> [Quoted passage]

◆ ◆ ◆ ◆

The list of vectors is practically infinite, and like use-after-free in C, a single oversight can bring down the entire house of cards…

I don’t mean to be pessimistic, but against that background, I don’t feel that any new, glued-on processor feature, such as opt-out speculation, are going to work. No amount of ducttape patching is going to turn a sieve into a steel bucket… The redesign has to be more fundamental.


Well’ that was actually my point. There are few by count/number of lines, but cover like 95% of the surface. Also, their core teams are usually quite security aware. Only few people need to care and point out the errors in merge requests. Most programmers don’t have to care or have the knowledge to do it right.

I don’t say we are saved or whatever. I was just thinking about specific fix for specific problem. That can be done wrong, but my point is, it at least can be done.

The redesign needs to happen on completely different level. We have insecurity everywhere, because it’s economically infiesible to build secure software. It doesn’t give a competitive advantage big enough to warrant the effort.


Are you actually in a position to know the resume of everyone employed in security at every CPU vendor? If you’re not, please don’t present speculation as fact, it’s unhelpful.

(edit: apparently you are, so that’s great, I’m glad you’re here.)

My expectation would be that they actually do employ people with relevant security expertise, but they didn’t join the dots to identify this as exploitable, or as a sufficient risk to give up the performance gains. It’s not like specialists never miss things.

◆ ◆ ◆ ◆

> [What to work on]
Can you reproduce the discussion of processor security above word for word, starting with "The redesign needs" and going on through "fact, it’s unhelpful."?

> [Extracted records]
◆ ◆ ◆ ◆

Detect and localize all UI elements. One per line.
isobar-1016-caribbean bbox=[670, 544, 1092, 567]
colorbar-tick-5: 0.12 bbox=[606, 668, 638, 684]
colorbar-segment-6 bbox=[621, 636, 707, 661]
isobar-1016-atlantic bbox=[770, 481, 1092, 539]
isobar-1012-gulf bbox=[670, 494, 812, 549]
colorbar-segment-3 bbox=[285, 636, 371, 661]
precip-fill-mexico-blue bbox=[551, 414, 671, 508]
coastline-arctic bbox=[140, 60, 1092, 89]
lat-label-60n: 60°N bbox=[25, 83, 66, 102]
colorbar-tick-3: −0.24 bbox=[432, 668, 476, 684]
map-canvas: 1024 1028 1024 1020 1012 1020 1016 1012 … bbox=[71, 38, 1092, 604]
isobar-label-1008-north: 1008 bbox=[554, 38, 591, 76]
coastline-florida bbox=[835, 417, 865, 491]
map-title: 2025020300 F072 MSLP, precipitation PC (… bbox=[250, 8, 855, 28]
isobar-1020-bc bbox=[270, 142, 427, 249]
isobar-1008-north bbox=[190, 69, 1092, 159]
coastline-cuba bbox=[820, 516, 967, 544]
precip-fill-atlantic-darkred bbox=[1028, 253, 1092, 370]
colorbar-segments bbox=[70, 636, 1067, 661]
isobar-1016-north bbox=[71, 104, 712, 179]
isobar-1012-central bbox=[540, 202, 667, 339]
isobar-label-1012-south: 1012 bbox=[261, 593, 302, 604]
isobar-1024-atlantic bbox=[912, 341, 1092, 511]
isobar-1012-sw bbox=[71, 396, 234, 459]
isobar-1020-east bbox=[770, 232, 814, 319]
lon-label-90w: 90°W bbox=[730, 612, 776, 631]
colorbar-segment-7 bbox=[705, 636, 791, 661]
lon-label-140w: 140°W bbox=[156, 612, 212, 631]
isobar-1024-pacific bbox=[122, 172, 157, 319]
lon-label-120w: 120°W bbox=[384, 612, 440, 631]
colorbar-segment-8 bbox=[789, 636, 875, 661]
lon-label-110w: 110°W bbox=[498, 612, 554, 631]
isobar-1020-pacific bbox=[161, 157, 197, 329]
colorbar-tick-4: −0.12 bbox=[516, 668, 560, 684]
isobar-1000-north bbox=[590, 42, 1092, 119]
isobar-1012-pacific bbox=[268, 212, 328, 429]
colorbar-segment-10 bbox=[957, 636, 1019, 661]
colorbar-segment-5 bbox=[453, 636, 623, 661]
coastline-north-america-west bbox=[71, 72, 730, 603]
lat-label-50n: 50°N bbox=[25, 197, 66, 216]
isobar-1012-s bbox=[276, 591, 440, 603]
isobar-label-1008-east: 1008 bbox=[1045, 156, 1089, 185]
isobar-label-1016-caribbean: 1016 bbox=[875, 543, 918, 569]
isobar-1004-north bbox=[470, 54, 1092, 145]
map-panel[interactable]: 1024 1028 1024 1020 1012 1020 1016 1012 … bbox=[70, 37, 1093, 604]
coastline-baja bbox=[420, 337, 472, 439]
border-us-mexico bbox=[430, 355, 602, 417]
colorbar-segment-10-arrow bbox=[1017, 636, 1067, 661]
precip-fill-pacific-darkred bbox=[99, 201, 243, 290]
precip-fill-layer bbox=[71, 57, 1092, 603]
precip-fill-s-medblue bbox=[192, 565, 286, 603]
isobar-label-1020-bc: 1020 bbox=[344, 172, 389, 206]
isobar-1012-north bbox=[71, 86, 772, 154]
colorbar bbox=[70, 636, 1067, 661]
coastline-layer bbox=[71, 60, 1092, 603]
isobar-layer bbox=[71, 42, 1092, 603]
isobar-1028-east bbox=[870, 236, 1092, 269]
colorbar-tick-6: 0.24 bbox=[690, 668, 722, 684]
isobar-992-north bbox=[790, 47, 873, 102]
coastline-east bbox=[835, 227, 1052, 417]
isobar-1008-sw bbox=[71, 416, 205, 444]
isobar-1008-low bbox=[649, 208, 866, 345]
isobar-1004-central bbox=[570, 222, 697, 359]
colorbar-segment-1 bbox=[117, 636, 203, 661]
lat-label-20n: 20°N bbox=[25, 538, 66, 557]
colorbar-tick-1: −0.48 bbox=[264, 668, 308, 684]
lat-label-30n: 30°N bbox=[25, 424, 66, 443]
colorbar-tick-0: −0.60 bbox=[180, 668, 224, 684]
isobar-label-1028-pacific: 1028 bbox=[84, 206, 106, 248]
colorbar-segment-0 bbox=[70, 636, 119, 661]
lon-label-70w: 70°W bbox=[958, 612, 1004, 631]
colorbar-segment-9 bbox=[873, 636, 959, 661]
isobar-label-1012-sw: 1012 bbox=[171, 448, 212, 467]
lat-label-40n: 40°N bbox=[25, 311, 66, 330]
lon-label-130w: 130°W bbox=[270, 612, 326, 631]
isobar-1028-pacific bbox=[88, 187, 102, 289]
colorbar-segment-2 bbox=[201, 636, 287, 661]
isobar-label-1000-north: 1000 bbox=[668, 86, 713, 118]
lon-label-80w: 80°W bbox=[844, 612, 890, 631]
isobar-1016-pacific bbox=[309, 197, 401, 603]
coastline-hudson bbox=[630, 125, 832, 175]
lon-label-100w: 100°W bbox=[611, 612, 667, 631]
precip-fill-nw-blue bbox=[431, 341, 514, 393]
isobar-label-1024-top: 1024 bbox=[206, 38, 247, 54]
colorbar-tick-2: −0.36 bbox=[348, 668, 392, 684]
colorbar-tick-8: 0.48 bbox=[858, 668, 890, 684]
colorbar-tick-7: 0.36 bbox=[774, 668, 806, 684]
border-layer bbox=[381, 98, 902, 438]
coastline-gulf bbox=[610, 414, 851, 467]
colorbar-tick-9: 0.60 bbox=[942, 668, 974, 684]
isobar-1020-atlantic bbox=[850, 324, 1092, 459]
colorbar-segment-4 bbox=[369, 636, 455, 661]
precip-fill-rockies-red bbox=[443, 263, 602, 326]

◆ ◆ ◆ ◆

> [Written response]
The redesign needs to happen on completely different level. We have insecurity everywhere, because it’s economically infiesible to build secure software. It doesn’t give a competitive advantage big enough to warrant the effort.


Are you actually in a position to know the resume of everyone employed in security at every CPU vendor? If you’re not, please don’t present speculation as fact, it’s unhelpful.